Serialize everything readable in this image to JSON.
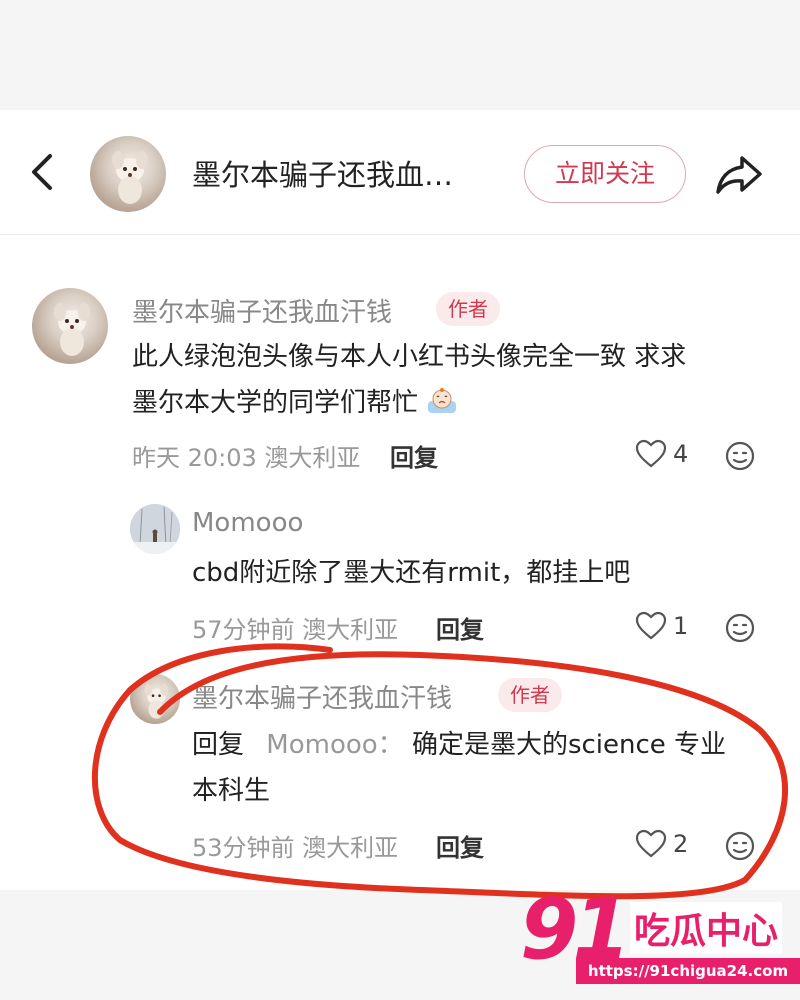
{
  "header": {
    "title": "墨尔本骗子还我血…",
    "follow_label": "立即关注"
  },
  "comments": [
    {
      "author": "墨尔本骗子还我血汗钱",
      "badge": "作者",
      "text_line1": "此人绿泡泡头像与本人小红书头像完全一致 求求",
      "text_line2": "墨尔本大学的同学们帮忙",
      "time_location": "昨天 20:03 澳大利亚",
      "reply_label": "回复",
      "likes": "4"
    },
    {
      "author": "Momooo",
      "text": "cbd附近除了墨大还有rmit，都挂上吧",
      "time_location": "57分钟前 澳大利亚",
      "reply_label": "回复",
      "likes": "1"
    },
    {
      "author": "墨尔本骗子还我血汗钱",
      "badge": "作者",
      "reply_prefix": "回复",
      "reply_to": "Momooo：",
      "text_line1": "确定是墨大的science 专业",
      "text_line2": "本科生",
      "time_location": "53分钟前 澳大利亚",
      "reply_label": "回复",
      "likes": "2"
    }
  ],
  "watermark": {
    "number": "91",
    "text": "吃瓜中心",
    "url": "https://91chigua24.com"
  },
  "colors": {
    "accent": "#d13a4e",
    "annotation": "#e0301e",
    "watermark": "#e8206c"
  },
  "icons": [
    "back-arrow-icon",
    "share-icon",
    "heart-icon",
    "emoji-icon",
    "crying-emoji-icon"
  ]
}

Problem to solve: Give the material again exactly as it is, but keep the pictures out.

Completed task:
Serialize everything readable in this image to JSON.
{
  "header": {
    "title": "墨尔本骗子还我血…",
    "follow_label": "立即关注"
  },
  "comments": [
    {
      "author": "墨尔本骗子还我血汗钱",
      "badge": "作者",
      "text_line1": "此人绿泡泡头像与本人小红书头像完全一致 求求",
      "text_line2": "墨尔本大学的同学们帮忙",
      "time_location": "昨天 20:03 澳大利亚",
      "reply_label": "回复",
      "likes": "4"
    },
    {
      "author": "Momooo",
      "text": "cbd附近除了墨大还有rmit，都挂上吧",
      "time_location": "57分钟前 澳大利亚",
      "reply_label": "回复",
      "likes": "1"
    },
    {
      "author": "墨尔本骗子还我血汗钱",
      "badge": "作者",
      "reply_prefix": "回复",
      "reply_to": "Momooo：",
      "text_line1": "确定是墨大的science 专业",
      "text_line2": "本科生",
      "time_location": "53分钟前 澳大利亚",
      "reply_label": "回复",
      "likes": "2"
    }
  ],
  "watermark": {
    "number": "91",
    "text": "吃瓜中心",
    "url": "https://91chigua24.com"
  },
  "colors": {
    "accent": "#d13a4e",
    "annotation": "#e0301e",
    "watermark": "#e8206c"
  },
  "icons": [
    "back-arrow-icon",
    "share-icon",
    "heart-icon",
    "emoji-icon",
    "crying-emoji-icon"
  ]
}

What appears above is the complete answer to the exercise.